TASK DESCRIPTION =
All entries should be output exactly as they stand.
○ ○ ○ ○
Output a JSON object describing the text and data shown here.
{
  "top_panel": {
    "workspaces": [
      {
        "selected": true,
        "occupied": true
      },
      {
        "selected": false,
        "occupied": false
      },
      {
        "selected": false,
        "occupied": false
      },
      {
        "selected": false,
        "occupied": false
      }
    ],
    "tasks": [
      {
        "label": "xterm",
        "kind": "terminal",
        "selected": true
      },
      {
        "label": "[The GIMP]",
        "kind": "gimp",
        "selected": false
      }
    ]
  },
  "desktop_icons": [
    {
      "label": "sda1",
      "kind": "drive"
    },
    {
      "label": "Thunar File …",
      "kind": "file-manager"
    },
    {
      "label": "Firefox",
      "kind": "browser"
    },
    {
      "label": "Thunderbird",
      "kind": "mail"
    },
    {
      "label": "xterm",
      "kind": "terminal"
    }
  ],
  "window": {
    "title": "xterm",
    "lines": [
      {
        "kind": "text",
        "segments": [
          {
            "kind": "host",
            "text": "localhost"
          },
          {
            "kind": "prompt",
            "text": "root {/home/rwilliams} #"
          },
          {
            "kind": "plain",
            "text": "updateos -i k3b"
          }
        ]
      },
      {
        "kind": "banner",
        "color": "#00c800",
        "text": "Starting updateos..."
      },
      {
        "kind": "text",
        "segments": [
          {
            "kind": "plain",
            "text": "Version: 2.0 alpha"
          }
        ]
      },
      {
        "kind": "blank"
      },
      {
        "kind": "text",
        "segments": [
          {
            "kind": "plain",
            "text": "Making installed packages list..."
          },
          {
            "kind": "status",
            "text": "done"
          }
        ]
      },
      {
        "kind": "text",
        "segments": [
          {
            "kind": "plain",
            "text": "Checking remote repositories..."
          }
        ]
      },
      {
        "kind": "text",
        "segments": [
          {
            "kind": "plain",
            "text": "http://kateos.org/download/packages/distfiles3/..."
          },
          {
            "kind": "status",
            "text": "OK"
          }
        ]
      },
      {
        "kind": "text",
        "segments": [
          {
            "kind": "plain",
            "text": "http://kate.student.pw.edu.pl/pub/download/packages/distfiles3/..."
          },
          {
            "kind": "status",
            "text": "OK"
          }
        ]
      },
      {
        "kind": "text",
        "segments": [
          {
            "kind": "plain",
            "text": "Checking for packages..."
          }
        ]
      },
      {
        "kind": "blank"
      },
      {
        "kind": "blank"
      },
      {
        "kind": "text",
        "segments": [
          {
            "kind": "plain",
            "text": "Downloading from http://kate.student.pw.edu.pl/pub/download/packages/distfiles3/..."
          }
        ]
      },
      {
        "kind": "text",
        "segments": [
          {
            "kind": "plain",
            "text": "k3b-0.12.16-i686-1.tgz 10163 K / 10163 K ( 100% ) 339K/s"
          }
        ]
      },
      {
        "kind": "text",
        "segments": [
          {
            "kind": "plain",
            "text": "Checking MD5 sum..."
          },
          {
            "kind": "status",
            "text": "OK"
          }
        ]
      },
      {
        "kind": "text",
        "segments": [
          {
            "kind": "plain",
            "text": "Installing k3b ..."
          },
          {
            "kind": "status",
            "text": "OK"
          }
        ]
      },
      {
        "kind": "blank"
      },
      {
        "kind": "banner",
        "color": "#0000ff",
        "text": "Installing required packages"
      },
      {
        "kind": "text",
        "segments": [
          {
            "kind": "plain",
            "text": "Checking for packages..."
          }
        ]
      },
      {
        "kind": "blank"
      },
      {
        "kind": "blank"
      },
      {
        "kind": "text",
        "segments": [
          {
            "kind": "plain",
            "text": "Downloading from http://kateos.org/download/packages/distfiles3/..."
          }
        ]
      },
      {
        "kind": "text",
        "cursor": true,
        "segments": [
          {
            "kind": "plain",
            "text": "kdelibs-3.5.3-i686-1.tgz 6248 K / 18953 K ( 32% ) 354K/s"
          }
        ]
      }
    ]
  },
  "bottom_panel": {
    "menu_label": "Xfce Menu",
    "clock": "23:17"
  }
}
○ ○ ○ ○
WORKED SOLUTION =
Output a JSON object describing the text and data shown here.
{
  "top_panel": {
    "workspaces": [
      {
        "selected": true,
        "occupied": true
      },
      {
        "selected": false,
        "occupied": false
      },
      {
        "selected": false,
        "occupied": false
      },
      {
        "selected": false,
        "occupied": false
      }
    ],
    "tasks": [
      {
        "label": "xterm",
        "kind": "terminal",
        "selected": true
      },
      {
        "label": "[The GIMP]",
        "kind": "gimp",
        "selected": false
      }
    ]
  },
  "desktop_icons": [
    {
      "label": "sda1",
      "kind": "drive"
    },
    {
      "label": "Thunar File …",
      "kind": "file-manager"
    },
    {
      "label": "Firefox",
      "kind": "browser"
    },
    {
      "label": "Thunderbird",
      "kind": "mail"
    },
    {
      "label": "xterm",
      "kind": "terminal"
    }
  ],
  "window": {
    "title": "xterm",
    "lines": [
      {
        "kind": "text",
        "segments": [
          {
            "kind": "host",
            "text": "localhost"
          },
          {
            "kind": "prompt",
            "text": "root {/home/rwilliams} #"
          },
          {
            "kind": "plain",
            "text": "updateos -i k3b"
          }
        ]
      },
      {
        "kind": "banner",
        "color": "#00c800",
        "text": "Starting updateos..."
      },
      {
        "kind": "text",
        "segments": [
          {
            "kind": "plain",
            "text": "Version: 2.0 alpha"
          }
        ]
      },
      {
        "kind": "blank"
      },
      {
        "kind": "text",
        "segments": [
          {
            "kind": "plain",
            "text": "Making installed packages list..."
          },
          {
            "kind": "status",
            "text": "done"
          }
        ]
      },
      {
        "kind": "text",
        "segments": [
          {
            "kind": "plain",
            "text": "Checking remote repositories..."
          }
        ]
      },
      {
        "kind": "text",
        "segments": [
          {
            "kind": "plain",
            "text": "http://kateos.org/download/packages/distfiles3/..."
          },
          {
            "kind": "status",
            "text": "OK"
          }
        ]
      },
      {
        "kind": "text",
        "segments": [
          {
            "kind": "plain",
            "text": "http://kate.student.pw.edu.pl/pub/download/packages/distfiles3/..."
          },
          {
            "kind": "status",
            "text": "OK"
          }
        ]
      },
      {
        "kind": "text",
        "segments": [
          {
            "kind": "plain",
            "text": "Checking for packages..."
          }
        ]
      },
      {
        "kind": "blank"
      },
      {
        "kind": "blank"
      },
      {
        "kind": "text",
        "segments": [
          {
            "kind": "plain",
            "text": "Downloading from http://kate.student.pw.edu.pl/pub/download/packages/distfiles3/..."
          }
        ]
      },
      {
        "kind": "text",
        "segments": [
          {
            "kind": "plain",
            "text": "k3b-0.12.16-i686-1.tgz 10163 K / 10163 K ( 100% ) 339K/s"
          }
        ]
      },
      {
        "kind": "text",
        "segments": [
          {
            "kind": "plain",
            "text": "Checking MD5 sum..."
          },
          {
            "kind": "status",
            "text": "OK"
          }
        ]
      },
      {
        "kind": "text",
        "segments": [
          {
            "kind": "plain",
            "text": "Installing k3b ..."
          },
          {
            "kind": "status",
            "text": "OK"
          }
        ]
      },
      {
        "kind": "blank"
      },
      {
        "kind": "banner",
        "color": "#0000ff",
        "text": "Installing required packages"
      },
      {
        "kind": "text",
        "segments": [
          {
            "kind": "plain",
            "text": "Checking for packages..."
          }
        ]
      },
      {
        "kind": "blank"
      },
      {
        "kind": "blank"
      },
      {
        "kind": "text",
        "segments": [
          {
            "kind": "plain",
            "text": "Downloading from http://kateos.org/download/packages/distfiles3/..."
          }
        ]
      },
      {
        "kind": "text",
        "cursor": true,
        "segments": [
          {
            "kind": "plain",
            "text": "kdelibs-3.5.3-i686-1.tgz 6248 K / 18953 K ( 32% ) 354K/s"
          }
        ]
      }
    ]
  },
  "bottom_panel": {
    "menu_label": "Xfce Menu",
    "clock": "23:17"
  }
}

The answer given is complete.